» **Problem details**:
Below you will find a set of lines. Repeat them all exactly.
Start of Task data
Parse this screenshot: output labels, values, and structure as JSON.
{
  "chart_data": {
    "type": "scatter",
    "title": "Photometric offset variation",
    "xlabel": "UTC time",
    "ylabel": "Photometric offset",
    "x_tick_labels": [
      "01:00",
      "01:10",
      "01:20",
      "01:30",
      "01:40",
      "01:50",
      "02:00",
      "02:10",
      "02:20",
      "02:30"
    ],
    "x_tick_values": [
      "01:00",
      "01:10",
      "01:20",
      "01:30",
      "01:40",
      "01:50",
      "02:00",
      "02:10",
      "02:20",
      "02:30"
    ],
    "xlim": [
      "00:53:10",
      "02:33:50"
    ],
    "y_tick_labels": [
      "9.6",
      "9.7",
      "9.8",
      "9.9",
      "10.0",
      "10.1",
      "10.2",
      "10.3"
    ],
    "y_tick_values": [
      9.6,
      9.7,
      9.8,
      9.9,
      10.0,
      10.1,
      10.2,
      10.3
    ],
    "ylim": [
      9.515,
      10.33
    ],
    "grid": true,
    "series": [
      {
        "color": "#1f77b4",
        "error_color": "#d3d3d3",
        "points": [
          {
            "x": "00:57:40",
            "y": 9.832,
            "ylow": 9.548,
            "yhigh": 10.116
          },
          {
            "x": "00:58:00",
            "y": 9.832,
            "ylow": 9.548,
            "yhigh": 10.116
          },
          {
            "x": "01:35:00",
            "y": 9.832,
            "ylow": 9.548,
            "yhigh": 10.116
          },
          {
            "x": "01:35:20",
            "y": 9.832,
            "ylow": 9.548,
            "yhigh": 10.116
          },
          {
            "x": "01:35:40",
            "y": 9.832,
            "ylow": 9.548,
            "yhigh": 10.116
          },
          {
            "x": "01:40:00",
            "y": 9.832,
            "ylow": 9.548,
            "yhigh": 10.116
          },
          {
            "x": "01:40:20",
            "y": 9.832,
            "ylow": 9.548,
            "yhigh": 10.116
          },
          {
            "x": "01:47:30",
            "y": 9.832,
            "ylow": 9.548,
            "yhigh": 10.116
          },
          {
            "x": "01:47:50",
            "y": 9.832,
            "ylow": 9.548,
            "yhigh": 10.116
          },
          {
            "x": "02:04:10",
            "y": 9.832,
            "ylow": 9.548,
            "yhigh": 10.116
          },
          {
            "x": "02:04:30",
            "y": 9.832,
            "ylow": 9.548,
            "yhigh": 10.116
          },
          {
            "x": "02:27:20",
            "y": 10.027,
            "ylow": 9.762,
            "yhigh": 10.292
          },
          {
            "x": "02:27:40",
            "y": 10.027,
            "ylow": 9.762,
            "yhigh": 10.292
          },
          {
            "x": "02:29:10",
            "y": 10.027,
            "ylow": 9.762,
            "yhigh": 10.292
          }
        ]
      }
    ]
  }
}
End of Task data
» **Correct response**:
Parse this screenshot: output labels, values, and structure as JSON.
{
  "chart_data": {
    "type": "scatter",
    "title": "Photometric offset variation",
    "xlabel": "UTC time",
    "ylabel": "Photometric offset",
    "x_tick_labels": [
      "01:00",
      "01:10",
      "01:20",
      "01:30",
      "01:40",
      "01:50",
      "02:00",
      "02:10",
      "02:20",
      "02:30"
    ],
    "x_tick_values": [
      "01:00",
      "01:10",
      "01:20",
      "01:30",
      "01:40",
      "01:50",
      "02:00",
      "02:10",
      "02:20",
      "02:30"
    ],
    "xlim": [
      "00:53:10",
      "02:33:50"
    ],
    "y_tick_labels": [
      "9.6",
      "9.7",
      "9.8",
      "9.9",
      "10.0",
      "10.1",
      "10.2",
      "10.3"
    ],
    "y_tick_values": [
      9.6,
      9.7,
      9.8,
      9.9,
      10.0,
      10.1,
      10.2,
      10.3
    ],
    "ylim": [
      9.515,
      10.33
    ],
    "grid": true,
    "series": [
      {
        "color": "#1f77b4",
        "error_color": "#d3d3d3",
        "points": [
          {
            "x": "00:57:40",
            "y": 9.832,
            "ylow": 9.548,
            "yhigh": 10.116
          },
          {
            "x": "00:58:00",
            "y": 9.832,
            "ylow": 9.548,
            "yhigh": 10.116
          },
          {
            "x": "01:35:00",
            "y": 9.832,
            "ylow": 9.548,
            "yhigh": 10.116
          },
          {
            "x": "01:35:20",
            "y": 9.832,
            "ylow": 9.548,
            "yhigh": 10.116
          },
          {
            "x": "01:35:40",
            "y": 9.832,
            "ylow": 9.548,
            "yhigh": 10.116
          },
          {
            "x": "01:40:00",
            "y": 9.832,
            "ylow": 9.548,
            "yhigh": 10.116
          },
          {
            "x": "01:40:20",
            "y": 9.832,
            "ylow": 9.548,
            "yhigh": 10.116
          },
          {
            "x": "01:47:30",
            "y": 9.832,
            "ylow": 9.548,
            "yhigh": 10.116
          },
          {
            "x": "01:47:50",
            "y": 9.832,
            "ylow": 9.548,
            "yhigh": 10.116
          },
          {
            "x": "02:04:10",
            "y": 9.832,
            "ylow": 9.548,
            "yhigh": 10.116
          },
          {
            "x": "02:04:30",
            "y": 9.832,
            "ylow": 9.548,
            "yhigh": 10.116
          },
          {
            "x": "02:27:20",
            "y": 10.027,
            "ylow": 9.762,
            "yhigh": 10.292
          },
          {
            "x": "02:27:40",
            "y": 10.027,
            "ylow": 9.762,
            "yhigh": 10.292
          },
          {
            "x": "02:29:10",
            "y": 10.027,
            "ylow": 9.762,
            "yhigh": 10.292
          }
        ]
      }
    ]
  }
}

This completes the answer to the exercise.